STATED EXERCISE => State how many lines of the records contain the string "mean". Give the number alone.
==== INFORMATION GIVEN
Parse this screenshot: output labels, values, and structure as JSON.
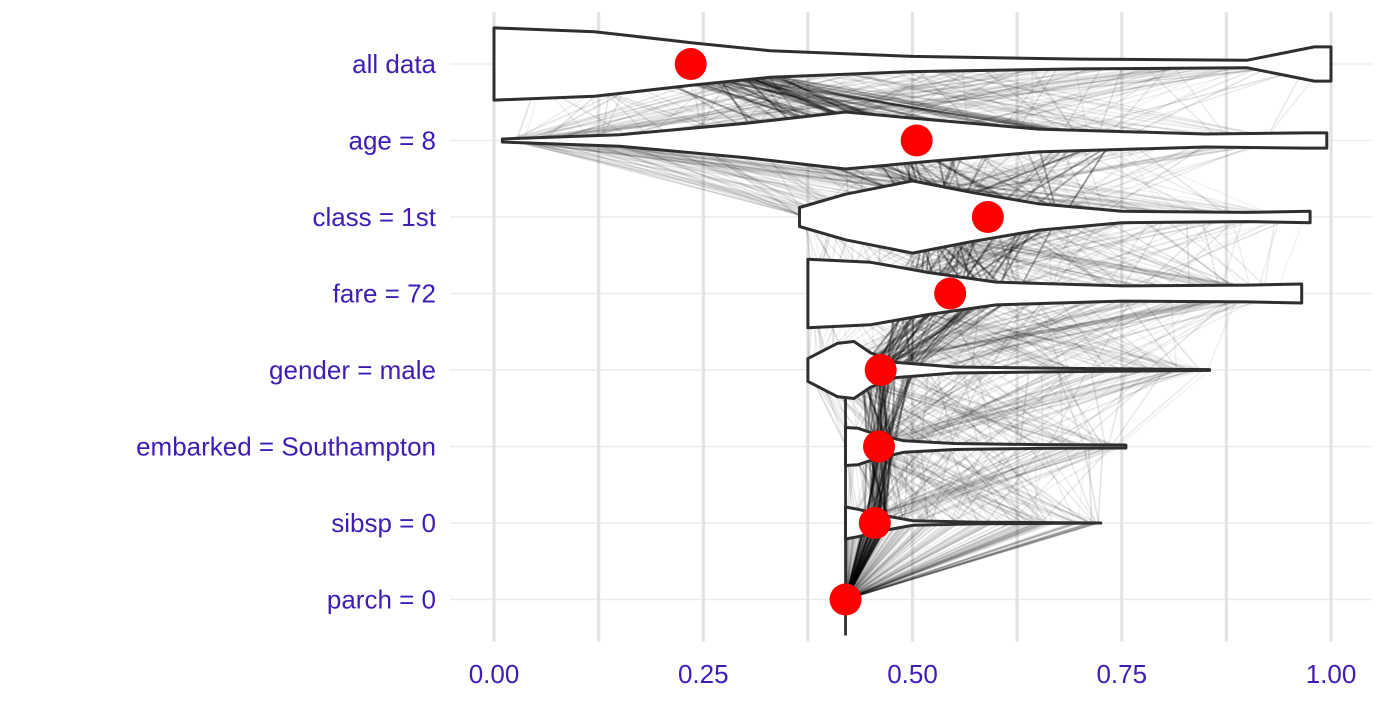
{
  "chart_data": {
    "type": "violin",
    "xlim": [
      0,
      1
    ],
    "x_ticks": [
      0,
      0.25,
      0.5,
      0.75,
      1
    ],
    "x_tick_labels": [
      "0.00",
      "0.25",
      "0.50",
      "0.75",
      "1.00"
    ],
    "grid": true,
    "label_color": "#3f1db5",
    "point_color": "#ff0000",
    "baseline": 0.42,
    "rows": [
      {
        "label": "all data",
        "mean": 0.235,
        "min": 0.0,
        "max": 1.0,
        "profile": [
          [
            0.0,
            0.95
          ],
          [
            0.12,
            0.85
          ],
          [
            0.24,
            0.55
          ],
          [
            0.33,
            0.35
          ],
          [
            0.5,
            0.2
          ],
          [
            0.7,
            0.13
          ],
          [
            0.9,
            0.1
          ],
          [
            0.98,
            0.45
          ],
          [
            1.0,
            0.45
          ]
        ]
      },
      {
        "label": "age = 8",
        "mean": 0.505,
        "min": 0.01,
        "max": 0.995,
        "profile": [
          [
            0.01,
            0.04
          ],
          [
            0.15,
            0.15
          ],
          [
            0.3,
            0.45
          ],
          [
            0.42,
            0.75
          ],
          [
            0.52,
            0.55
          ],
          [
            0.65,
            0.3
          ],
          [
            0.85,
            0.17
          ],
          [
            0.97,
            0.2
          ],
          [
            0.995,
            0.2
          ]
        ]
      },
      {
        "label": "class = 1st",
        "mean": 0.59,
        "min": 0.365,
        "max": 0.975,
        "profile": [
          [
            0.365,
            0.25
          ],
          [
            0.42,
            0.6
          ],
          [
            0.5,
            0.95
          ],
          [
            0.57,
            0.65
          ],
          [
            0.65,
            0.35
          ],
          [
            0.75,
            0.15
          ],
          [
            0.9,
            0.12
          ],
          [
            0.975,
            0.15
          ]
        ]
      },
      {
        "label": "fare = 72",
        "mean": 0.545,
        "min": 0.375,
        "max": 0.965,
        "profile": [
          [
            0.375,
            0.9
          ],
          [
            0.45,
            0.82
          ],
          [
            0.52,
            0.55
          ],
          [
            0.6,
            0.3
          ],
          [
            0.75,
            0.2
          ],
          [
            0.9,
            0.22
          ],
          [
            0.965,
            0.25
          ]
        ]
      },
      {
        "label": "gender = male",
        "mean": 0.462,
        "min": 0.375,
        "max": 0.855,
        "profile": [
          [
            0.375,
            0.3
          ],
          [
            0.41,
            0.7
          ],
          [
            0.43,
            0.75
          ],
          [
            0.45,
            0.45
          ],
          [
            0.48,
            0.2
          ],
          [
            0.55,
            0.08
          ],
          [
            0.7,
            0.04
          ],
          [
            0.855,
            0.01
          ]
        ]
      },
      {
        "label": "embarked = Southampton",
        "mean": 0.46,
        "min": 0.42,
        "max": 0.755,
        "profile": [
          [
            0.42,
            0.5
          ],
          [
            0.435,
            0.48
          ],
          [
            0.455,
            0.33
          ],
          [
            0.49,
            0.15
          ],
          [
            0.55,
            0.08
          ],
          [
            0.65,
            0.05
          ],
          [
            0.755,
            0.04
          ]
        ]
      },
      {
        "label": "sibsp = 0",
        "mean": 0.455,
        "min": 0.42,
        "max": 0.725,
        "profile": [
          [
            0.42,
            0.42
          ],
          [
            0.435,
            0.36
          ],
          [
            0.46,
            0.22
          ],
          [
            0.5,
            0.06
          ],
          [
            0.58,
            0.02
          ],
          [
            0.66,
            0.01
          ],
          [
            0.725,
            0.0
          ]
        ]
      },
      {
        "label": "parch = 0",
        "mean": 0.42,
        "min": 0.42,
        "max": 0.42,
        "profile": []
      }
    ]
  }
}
========
RESPONSE TO THE EXERCISE => 8